▽
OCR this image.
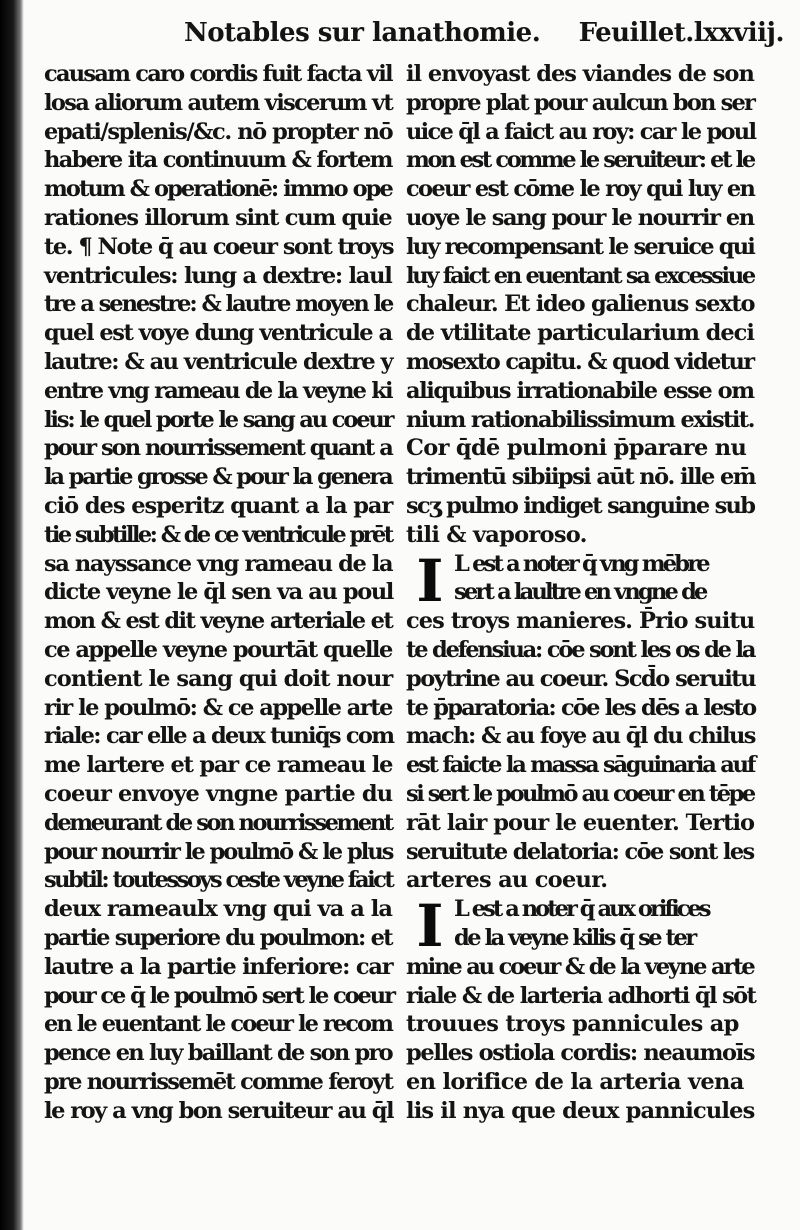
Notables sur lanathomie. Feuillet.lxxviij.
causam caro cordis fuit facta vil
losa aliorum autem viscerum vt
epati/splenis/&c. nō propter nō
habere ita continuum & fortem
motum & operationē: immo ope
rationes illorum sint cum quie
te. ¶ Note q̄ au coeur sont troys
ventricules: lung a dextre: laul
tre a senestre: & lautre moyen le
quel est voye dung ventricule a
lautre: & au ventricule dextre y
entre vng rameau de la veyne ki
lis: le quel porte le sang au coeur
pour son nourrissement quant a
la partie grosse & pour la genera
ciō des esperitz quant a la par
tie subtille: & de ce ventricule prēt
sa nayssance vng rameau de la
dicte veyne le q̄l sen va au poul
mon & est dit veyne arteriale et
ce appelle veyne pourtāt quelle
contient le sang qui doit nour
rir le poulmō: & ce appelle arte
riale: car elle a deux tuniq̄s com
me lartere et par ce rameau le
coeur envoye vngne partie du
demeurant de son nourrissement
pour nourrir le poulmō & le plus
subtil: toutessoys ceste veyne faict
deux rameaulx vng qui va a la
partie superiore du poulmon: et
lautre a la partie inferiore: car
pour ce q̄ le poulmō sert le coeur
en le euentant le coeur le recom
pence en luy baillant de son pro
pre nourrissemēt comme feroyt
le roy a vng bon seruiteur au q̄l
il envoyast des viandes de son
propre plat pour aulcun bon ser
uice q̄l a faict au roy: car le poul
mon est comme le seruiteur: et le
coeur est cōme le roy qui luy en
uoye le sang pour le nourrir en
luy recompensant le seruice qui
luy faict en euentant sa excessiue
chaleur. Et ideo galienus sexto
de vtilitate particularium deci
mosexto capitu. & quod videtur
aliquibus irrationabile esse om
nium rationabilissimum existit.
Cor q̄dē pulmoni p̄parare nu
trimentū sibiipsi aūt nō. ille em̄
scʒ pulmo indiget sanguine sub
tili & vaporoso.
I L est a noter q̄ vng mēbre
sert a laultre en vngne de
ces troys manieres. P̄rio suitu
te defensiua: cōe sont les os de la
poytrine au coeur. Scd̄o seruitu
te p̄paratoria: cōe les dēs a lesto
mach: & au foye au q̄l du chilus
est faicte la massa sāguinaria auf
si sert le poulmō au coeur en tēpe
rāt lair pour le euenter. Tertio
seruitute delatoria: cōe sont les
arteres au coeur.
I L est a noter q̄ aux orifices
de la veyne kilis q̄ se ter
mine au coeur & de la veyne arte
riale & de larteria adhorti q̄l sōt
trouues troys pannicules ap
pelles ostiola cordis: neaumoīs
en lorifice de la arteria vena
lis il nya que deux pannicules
△
▽
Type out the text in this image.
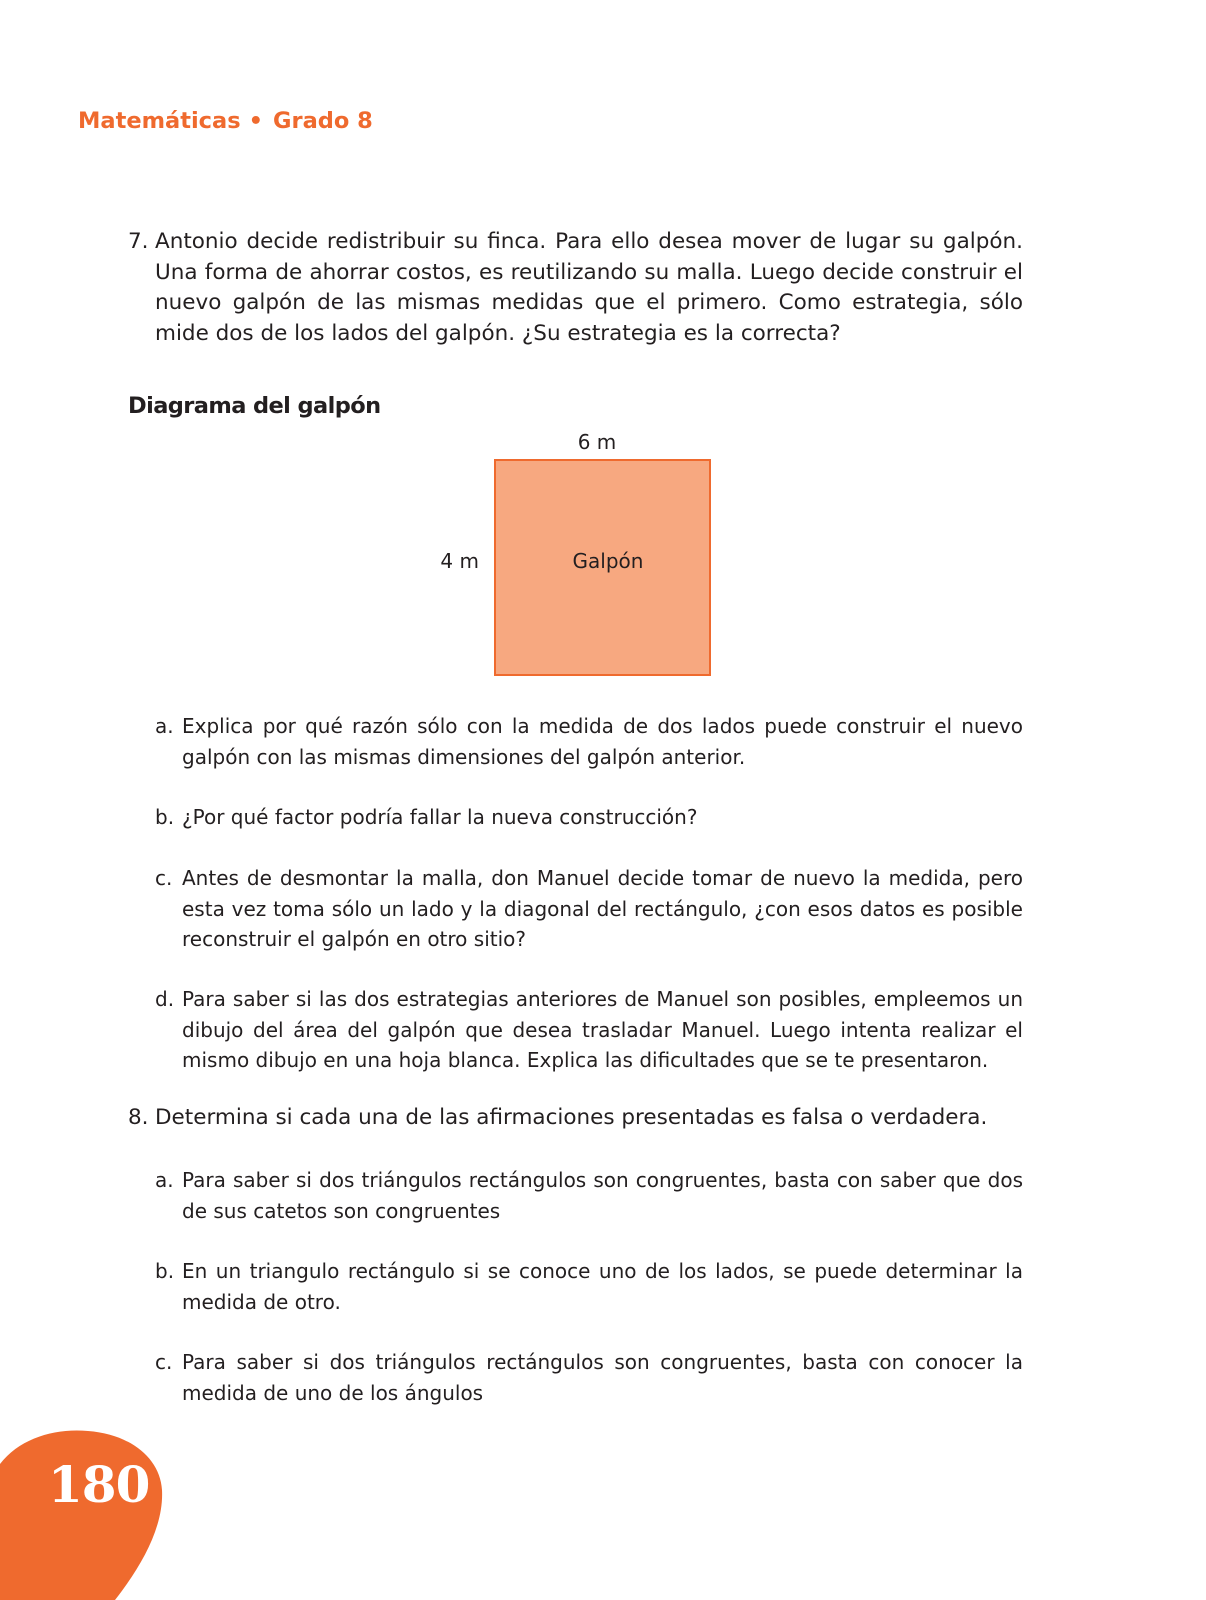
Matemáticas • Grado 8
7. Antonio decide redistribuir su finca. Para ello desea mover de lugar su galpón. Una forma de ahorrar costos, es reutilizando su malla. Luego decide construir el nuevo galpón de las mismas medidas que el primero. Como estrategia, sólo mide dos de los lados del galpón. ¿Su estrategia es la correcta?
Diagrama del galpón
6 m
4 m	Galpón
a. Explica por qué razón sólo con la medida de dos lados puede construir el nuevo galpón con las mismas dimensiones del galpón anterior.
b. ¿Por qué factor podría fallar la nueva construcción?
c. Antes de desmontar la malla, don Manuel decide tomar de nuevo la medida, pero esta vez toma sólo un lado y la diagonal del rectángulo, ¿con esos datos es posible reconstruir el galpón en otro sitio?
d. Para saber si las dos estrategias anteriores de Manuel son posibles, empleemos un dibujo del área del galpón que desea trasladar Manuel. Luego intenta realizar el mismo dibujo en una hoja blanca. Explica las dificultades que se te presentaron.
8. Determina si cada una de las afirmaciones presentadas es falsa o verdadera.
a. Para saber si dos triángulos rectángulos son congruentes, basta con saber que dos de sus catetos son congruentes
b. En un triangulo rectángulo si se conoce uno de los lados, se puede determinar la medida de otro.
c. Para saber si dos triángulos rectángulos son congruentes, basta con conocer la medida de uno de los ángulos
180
△
▽
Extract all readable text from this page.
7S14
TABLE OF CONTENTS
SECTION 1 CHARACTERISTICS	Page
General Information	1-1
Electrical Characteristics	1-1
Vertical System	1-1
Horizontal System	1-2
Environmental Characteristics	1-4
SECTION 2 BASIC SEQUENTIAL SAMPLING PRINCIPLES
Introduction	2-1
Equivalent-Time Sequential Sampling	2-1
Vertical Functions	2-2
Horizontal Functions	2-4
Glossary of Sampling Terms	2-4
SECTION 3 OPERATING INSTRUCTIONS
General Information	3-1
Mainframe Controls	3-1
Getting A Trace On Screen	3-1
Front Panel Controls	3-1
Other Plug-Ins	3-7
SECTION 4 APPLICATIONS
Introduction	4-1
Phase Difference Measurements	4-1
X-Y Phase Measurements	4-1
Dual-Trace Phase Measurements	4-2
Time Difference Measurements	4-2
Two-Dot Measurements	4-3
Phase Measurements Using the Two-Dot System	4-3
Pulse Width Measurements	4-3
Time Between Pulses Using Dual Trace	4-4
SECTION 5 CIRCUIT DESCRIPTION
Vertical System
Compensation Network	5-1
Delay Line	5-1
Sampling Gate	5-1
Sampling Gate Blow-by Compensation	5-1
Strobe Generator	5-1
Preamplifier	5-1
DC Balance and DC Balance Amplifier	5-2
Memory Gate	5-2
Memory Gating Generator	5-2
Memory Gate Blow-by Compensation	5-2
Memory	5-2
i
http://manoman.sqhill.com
△
Gather up every line from the listing above in which the word "comme" occurs.

pre nourrissemēt comme feroyt
mon est comme le seruiteur: et le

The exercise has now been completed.